COMPLETE THE FOLLOWING:
- A) Answer the following from the review of jazz books:
(i) According to the review, why was Johnny Hodges nicknamed "rabbit"?
(ii) Who was asked to sound out Louis Armstrong about an honorary degree from Harvard?
(iii) Which publisher produced Richard Cook's Jazz Encyclopaedia?
- B) Transcribe everything in the review of jazz books from "Stuart Nicholson's Is" down to "of its purpose.".
- C) Carry the review of jazz books forward from the point where it ends, writing the next part in the same manner.

SOURCE DOCUMENT:

Woody Herman supplied the perfect response to the listener who, ignoring the fact that Hermans's Herd was a jazz ensemble, asked if he could perform any Jewish music. "Well," said Herman, making a play on the name of a band member, "we have some arrangements by Al Cohn."

As well as stories of the humour necessary to cope with the demands of the bandstand and explanations of nicknames (Johnny Hodges being nicknamed "rabbit" not because of his prominent front teeth, but because of his fondness for lettuce and tomato sandwiches), there is the occasional poignant allusion to the second-class status black musicians suffered in the US. Just before Louis Armstrong's death, Clark Terry was asked to sound the ailing trumpeter out about an honorary degree from Harvard. But Pops, often criticised for pandering to white audiences, was not impressed. "To hell with them, Daddy," he said to Terry. "Where were they 40 years ago when I needed them?"

Stuart Nicholson's Is Jazz Dead? (Or Has It Moved to a New Address) (Routledge £12.99) is a serious and passionate discussion about jazz's future. He sharply criticises the over-codification of jazz and the excessive reverence of the "tradition" advocated by the Wynton Marsalis school of thought, which greatly influenced Ken Burns's mammoth television series. An art form which ought constantly to investigate the new needs voices like Nicholson's to remind us of its purpose.

Richard Cook has had a busy year, producing not only a Jazz Encyclopaedia for Penguin (£30), but also It's About That Time: Miles Davis on and off the record for Atlantic (£14.99). One may well ask if we really need any more books on Miles; not six months seems to go by without another appearing. But if you want to go beyond Ian Carr's biography and Miles's own autobiography, Cook's new book would not be a bad choice for further reading. He explores his subject's life through his recordings, and isn't afraid to cock a snook by raising doubts about just how good, for instance, "Kind of Blue" was, or by castigating Herbie Hancock for playing a feeble solo on "Seven Steps to Heaven", when no word is normally said against Hancock's acoustic playing.

DATA:
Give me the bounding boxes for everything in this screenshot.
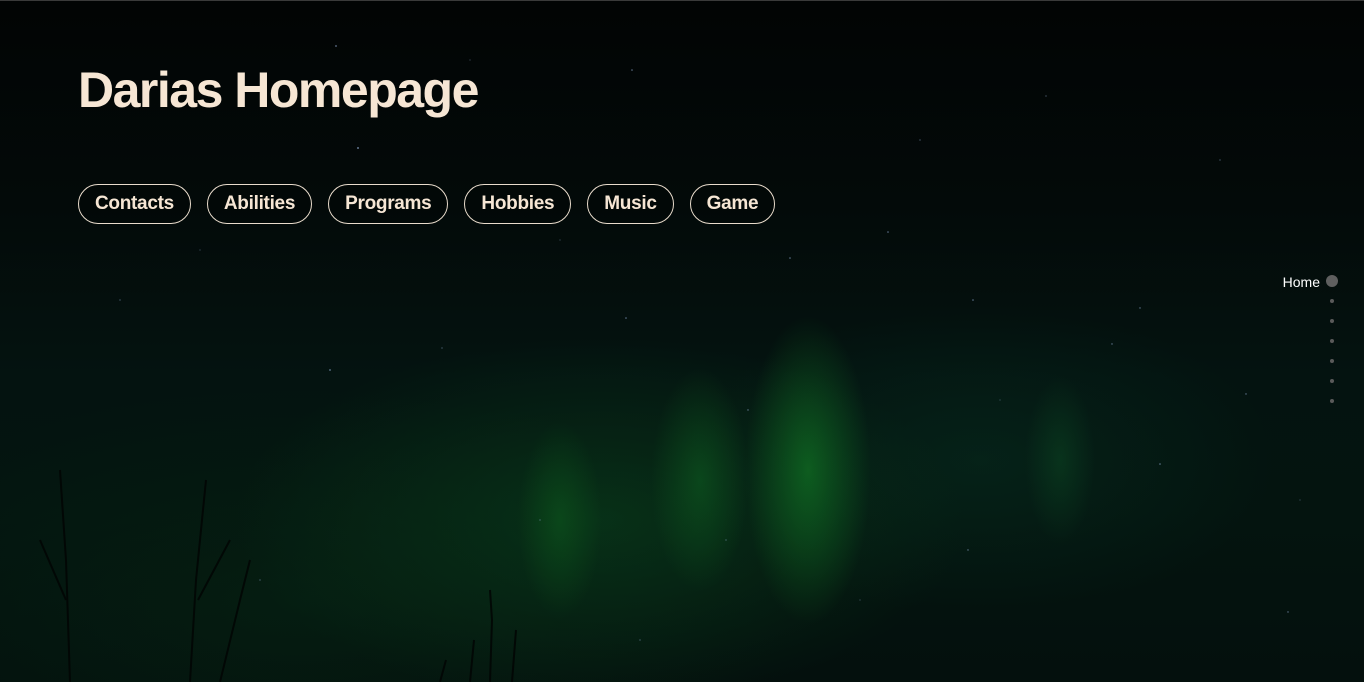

EXPECTED RESULTS:
- A)
(i) Because of his fondness for lettuce and tomato sandwiches.
(ii) Clark Terry.
(iii) Penguin.

- B)
Stuart Nicholson's Is Jazz Dead? (Or Has It Moved to a New Address) (Routledge £12.99) is a serious and passionate discussion about jazz's future. He sharply criticises the over-codification of jazz and the excessive reverence of the "tradition" advocated by the Wynton Marsalis school of thought, which greatly influenced Ken Burns's mammoth television series. An art form which ought constantly to investigate the new needs voices like Nicholson's to remind us of its purpose.

- C)
Cook's Enyclopaedia contains definitions useful to the layman - of "lick", "gig" and "bebop", for example - while the aficionado will relish the tartness of some of his entries. The late Neil Ardley has been posthumously praised as part of the revival of interest in UK jazz of the 1960s and 1970s. In Cook's opinion, however, Ardley's 1975 album Kaleidoscope of Rainbows still sounds "like a boring and ponderous record which might almost sum up why British jazz was losing so much of its audience at the time". I also like his bald statement about another UK musician, Harry Gold: "Nobody in jazz played the bass sax for longer than Gold."

Confirming that Cook is a man of good taste (that it is to say, my taste), he is generous about Maynard Ferguson and sees what I've always seen in another trumpeter who doesn't get his due, Randy Brecker. "Even when he doesn't sound as if he's trying all that hard, the lovely sound breaks through." So simple, but beautifully put.